* Stated exercise *
Output only the lines from the one holding "Type out the text in this image." to the end of the data below, please, copied exactly.

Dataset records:
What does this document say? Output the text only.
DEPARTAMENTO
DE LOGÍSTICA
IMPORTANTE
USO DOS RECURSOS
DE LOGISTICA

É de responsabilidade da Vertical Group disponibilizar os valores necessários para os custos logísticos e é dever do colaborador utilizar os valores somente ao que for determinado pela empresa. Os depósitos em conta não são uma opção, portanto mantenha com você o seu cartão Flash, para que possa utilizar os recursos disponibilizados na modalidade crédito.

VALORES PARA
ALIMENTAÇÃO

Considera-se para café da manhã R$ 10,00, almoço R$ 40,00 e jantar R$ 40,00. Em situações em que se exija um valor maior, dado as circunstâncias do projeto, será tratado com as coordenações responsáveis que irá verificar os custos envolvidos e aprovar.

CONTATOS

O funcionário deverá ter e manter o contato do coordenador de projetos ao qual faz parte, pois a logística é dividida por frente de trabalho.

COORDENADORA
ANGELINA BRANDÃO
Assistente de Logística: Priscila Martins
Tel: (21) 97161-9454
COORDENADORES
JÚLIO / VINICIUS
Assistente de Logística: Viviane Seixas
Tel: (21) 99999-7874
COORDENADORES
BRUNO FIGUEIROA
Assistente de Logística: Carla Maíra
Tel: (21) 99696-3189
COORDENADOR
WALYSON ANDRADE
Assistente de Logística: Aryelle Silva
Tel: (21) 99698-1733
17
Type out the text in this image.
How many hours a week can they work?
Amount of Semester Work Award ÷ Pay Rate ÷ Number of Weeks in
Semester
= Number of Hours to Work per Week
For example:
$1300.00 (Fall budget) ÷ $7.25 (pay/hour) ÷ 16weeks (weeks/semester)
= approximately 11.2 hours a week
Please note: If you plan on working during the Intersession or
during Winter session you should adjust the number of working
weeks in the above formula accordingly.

* Expected output *
Type out the text in this image.
How many hours a week can they work?
Amount of Semester Work Award ÷ Pay Rate ÷ Number of Weeks in
Semester
= Number of Hours to Work per Week
For example:
$1300.00 (Fall budget) ÷ $7.25 (pay/hour) ÷ 16weeks (weeks/semester)
= approximately 11.2 hours a week
Please note: If you plan on working during the Intersession or
during Winter session you should adjust the number of working
weeks in the above formula accordingly.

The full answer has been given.